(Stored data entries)
------------------------------------

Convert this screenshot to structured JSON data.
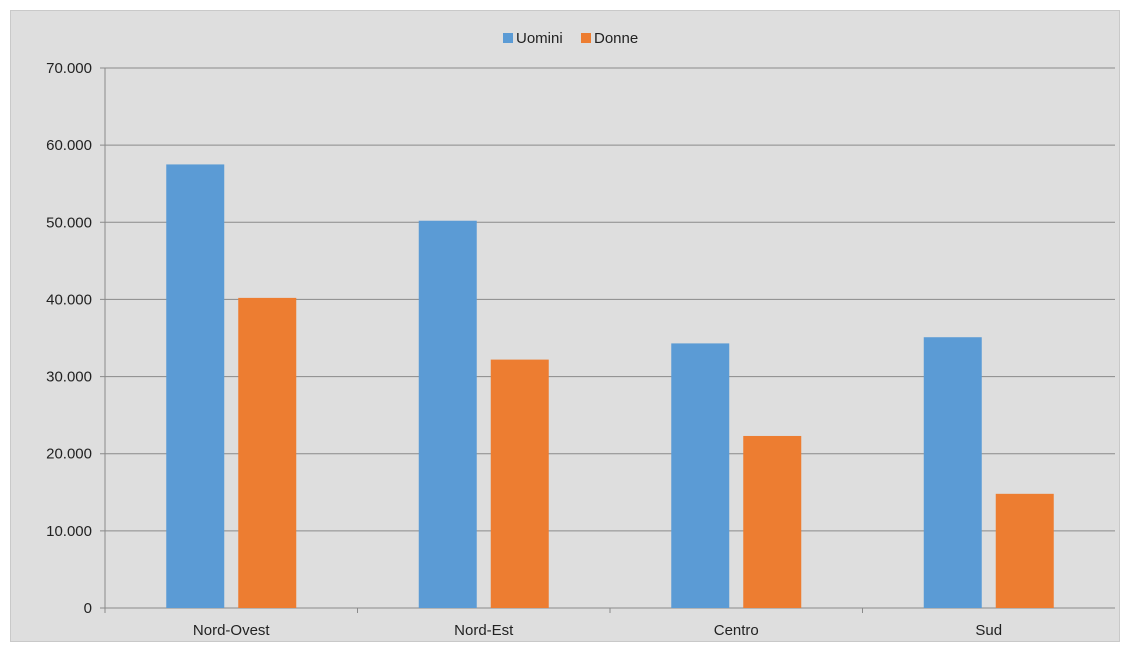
{
  "chart_data": {
    "type": "bar",
    "categories": [
      "Nord-Ovest",
      "Nord-Est",
      "Centro",
      "Sud"
    ],
    "series": [
      {
        "name": "Uomini",
        "color": "#5b9bd5",
        "values": [
          57500,
          50200,
          34300,
          35100
        ]
      },
      {
        "name": "Donne",
        "color": "#ed7d31",
        "values": [
          40200,
          32200,
          22300,
          14800
        ]
      }
    ],
    "yticks": [
      "0",
      "10.000",
      "20.000",
      "30.000",
      "40.000",
      "50.000",
      "60.000",
      "70.000"
    ],
    "ylim": [
      0,
      70000
    ],
    "grid": true,
    "legend_position": "top-center",
    "gridline_color": "#8a8a8a",
    "background_color": "#dedede"
  }
}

------------------------------------

Reproduce every entry exactly, but omit each picture.

* Complete output *
Convert this screenshot to structured JSON data.
{
  "chart_data": {
    "type": "bar",
    "categories": [
      "Nord-Ovest",
      "Nord-Est",
      "Centro",
      "Sud"
    ],
    "series": [
      {
        "name": "Uomini",
        "color": "#5b9bd5",
        "values": [
          57500,
          50200,
          34300,
          35100
        ]
      },
      {
        "name": "Donne",
        "color": "#ed7d31",
        "values": [
          40200,
          32200,
          22300,
          14800
        ]
      }
    ],
    "yticks": [
      "0",
      "10.000",
      "20.000",
      "30.000",
      "40.000",
      "50.000",
      "60.000",
      "70.000"
    ],
    "ylim": [
      0,
      70000
    ],
    "grid": true,
    "legend_position": "top-center",
    "gridline_color": "#8a8a8a",
    "background_color": "#dedede"
  }
}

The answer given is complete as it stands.